### TASK TO COMPLETE
Write the listing out again, all of it, word for word.

### Dataset excerpt
------------------------------

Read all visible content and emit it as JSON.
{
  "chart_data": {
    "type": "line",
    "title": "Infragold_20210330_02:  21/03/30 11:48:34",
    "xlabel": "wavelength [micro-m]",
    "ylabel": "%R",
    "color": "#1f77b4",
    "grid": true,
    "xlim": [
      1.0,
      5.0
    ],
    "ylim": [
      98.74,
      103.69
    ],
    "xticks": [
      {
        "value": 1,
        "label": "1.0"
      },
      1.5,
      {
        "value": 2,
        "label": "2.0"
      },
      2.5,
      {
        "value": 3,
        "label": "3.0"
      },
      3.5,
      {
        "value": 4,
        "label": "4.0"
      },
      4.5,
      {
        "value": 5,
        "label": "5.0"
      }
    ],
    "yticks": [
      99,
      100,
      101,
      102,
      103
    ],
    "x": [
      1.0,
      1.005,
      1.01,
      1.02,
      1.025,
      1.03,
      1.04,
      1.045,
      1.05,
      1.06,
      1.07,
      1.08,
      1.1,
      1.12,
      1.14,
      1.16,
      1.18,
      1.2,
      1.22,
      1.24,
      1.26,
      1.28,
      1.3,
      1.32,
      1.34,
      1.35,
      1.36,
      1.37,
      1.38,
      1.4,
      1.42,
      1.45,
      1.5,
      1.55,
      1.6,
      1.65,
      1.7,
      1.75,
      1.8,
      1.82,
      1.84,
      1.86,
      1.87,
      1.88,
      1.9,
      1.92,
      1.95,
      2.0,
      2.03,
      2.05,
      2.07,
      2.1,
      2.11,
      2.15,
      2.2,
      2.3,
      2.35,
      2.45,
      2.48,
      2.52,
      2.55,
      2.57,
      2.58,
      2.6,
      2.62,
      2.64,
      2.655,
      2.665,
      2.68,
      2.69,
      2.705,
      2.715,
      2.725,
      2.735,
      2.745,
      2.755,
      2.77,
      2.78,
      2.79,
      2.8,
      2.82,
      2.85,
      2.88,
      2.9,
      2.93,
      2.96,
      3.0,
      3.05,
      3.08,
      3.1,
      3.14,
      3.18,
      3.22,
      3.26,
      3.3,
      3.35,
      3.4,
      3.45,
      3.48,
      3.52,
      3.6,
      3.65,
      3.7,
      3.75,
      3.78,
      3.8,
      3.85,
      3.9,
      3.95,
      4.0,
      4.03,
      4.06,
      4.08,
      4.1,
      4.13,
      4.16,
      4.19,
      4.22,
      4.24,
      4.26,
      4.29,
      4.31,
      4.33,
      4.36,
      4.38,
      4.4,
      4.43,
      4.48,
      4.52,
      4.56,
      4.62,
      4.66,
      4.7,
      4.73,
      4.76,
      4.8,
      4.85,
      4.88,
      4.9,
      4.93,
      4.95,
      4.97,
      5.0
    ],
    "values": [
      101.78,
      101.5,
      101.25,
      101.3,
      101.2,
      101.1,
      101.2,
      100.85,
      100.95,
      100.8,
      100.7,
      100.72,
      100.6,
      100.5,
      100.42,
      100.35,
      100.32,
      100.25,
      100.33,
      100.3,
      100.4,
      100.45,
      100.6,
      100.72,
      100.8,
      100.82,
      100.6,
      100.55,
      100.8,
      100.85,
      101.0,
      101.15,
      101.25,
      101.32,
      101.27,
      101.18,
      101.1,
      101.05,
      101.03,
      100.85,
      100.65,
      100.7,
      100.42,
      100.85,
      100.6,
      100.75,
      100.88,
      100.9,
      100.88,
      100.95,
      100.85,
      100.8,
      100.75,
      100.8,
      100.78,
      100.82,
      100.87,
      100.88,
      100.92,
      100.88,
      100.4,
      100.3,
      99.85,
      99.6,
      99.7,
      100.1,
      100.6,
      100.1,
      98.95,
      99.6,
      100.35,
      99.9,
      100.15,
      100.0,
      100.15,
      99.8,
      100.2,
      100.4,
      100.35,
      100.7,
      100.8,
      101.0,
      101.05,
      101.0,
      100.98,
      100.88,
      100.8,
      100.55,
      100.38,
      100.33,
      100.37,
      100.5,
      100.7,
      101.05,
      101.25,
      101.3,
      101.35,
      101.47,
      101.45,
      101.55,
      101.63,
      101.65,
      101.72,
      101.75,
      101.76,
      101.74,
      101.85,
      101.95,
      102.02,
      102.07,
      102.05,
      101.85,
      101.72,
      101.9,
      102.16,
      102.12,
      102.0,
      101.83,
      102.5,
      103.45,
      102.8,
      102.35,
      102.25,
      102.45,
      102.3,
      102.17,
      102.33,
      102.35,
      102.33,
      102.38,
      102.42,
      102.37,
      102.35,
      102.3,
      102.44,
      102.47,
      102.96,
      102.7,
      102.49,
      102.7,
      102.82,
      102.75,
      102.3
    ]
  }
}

------------------------------

### RESPONSE
Read all visible content and emit it as JSON.
{
  "chart_data": {
    "type": "line",
    "title": "Infragold_20210330_02:  21/03/30 11:48:34",
    "xlabel": "wavelength [micro-m]",
    "ylabel": "%R",
    "color": "#1f77b4",
    "grid": true,
    "xlim": [
      1.0,
      5.0
    ],
    "ylim": [
      98.74,
      103.69
    ],
    "xticks": [
      {
        "value": 1,
        "label": "1.0"
      },
      1.5,
      {
        "value": 2,
        "label": "2.0"
      },
      2.5,
      {
        "value": 3,
        "label": "3.0"
      },
      3.5,
      {
        "value": 4,
        "label": "4.0"
      },
      4.5,
      {
        "value": 5,
        "label": "5.0"
      }
    ],
    "yticks": [
      99,
      100,
      101,
      102,
      103
    ],
    "x": [
      1.0,
      1.005,
      1.01,
      1.02,
      1.025,
      1.03,
      1.04,
      1.045,
      1.05,
      1.06,
      1.07,
      1.08,
      1.1,
      1.12,
      1.14,
      1.16,
      1.18,
      1.2,
      1.22,
      1.24,
      1.26,
      1.28,
      1.3,
      1.32,
      1.34,
      1.35,
      1.36,
      1.37,
      1.38,
      1.4,
      1.42,
      1.45,
      1.5,
      1.55,
      1.6,
      1.65,
      1.7,
      1.75,
      1.8,
      1.82,
      1.84,
      1.86,
      1.87,
      1.88,
      1.9,
      1.92,
      1.95,
      2.0,
      2.03,
      2.05,
      2.07,
      2.1,
      2.11,
      2.15,
      2.2,
      2.3,
      2.35,
      2.45,
      2.48,
      2.52,
      2.55,
      2.57,
      2.58,
      2.6,
      2.62,
      2.64,
      2.655,
      2.665,
      2.68,
      2.69,
      2.705,
      2.715,
      2.725,
      2.735,
      2.745,
      2.755,
      2.77,
      2.78,
      2.79,
      2.8,
      2.82,
      2.85,
      2.88,
      2.9,
      2.93,
      2.96,
      3.0,
      3.05,
      3.08,
      3.1,
      3.14,
      3.18,
      3.22,
      3.26,
      3.3,
      3.35,
      3.4,
      3.45,
      3.48,
      3.52,
      3.6,
      3.65,
      3.7,
      3.75,
      3.78,
      3.8,
      3.85,
      3.9,
      3.95,
      4.0,
      4.03,
      4.06,
      4.08,
      4.1,
      4.13,
      4.16,
      4.19,
      4.22,
      4.24,
      4.26,
      4.29,
      4.31,
      4.33,
      4.36,
      4.38,
      4.4,
      4.43,
      4.48,
      4.52,
      4.56,
      4.62,
      4.66,
      4.7,
      4.73,
      4.76,
      4.8,
      4.85,
      4.88,
      4.9,
      4.93,
      4.95,
      4.97,
      5.0
    ],
    "values": [
      101.78,
      101.5,
      101.25,
      101.3,
      101.2,
      101.1,
      101.2,
      100.85,
      100.95,
      100.8,
      100.7,
      100.72,
      100.6,
      100.5,
      100.42,
      100.35,
      100.32,
      100.25,
      100.33,
      100.3,
      100.4,
      100.45,
      100.6,
      100.72,
      100.8,
      100.82,
      100.6,
      100.55,
      100.8,
      100.85,
      101.0,
      101.15,
      101.25,
      101.32,
      101.27,
      101.18,
      101.1,
      101.05,
      101.03,
      100.85,
      100.65,
      100.7,
      100.42,
      100.85,
      100.6,
      100.75,
      100.88,
      100.9,
      100.88,
      100.95,
      100.85,
      100.8,
      100.75,
      100.8,
      100.78,
      100.82,
      100.87,
      100.88,
      100.92,
      100.88,
      100.4,
      100.3,
      99.85,
      99.6,
      99.7,
      100.1,
      100.6,
      100.1,
      98.95,
      99.6,
      100.35,
      99.9,
      100.15,
      100.0,
      100.15,
      99.8,
      100.2,
      100.4,
      100.35,
      100.7,
      100.8,
      101.0,
      101.05,
      101.0,
      100.98,
      100.88,
      100.8,
      100.55,
      100.38,
      100.33,
      100.37,
      100.5,
      100.7,
      101.05,
      101.25,
      101.3,
      101.35,
      101.47,
      101.45,
      101.55,
      101.63,
      101.65,
      101.72,
      101.75,
      101.76,
      101.74,
      101.85,
      101.95,
      102.02,
      102.07,
      102.05,
      101.85,
      101.72,
      101.9,
      102.16,
      102.12,
      102.0,
      101.83,
      102.5,
      103.45,
      102.8,
      102.35,
      102.25,
      102.45,
      102.3,
      102.17,
      102.33,
      102.35,
      102.33,
      102.38,
      102.42,
      102.37,
      102.35,
      102.3,
      102.44,
      102.47,
      102.96,
      102.7,
      102.49,
      102.7,
      102.82,
      102.75,
      102.3
    ]
  }
}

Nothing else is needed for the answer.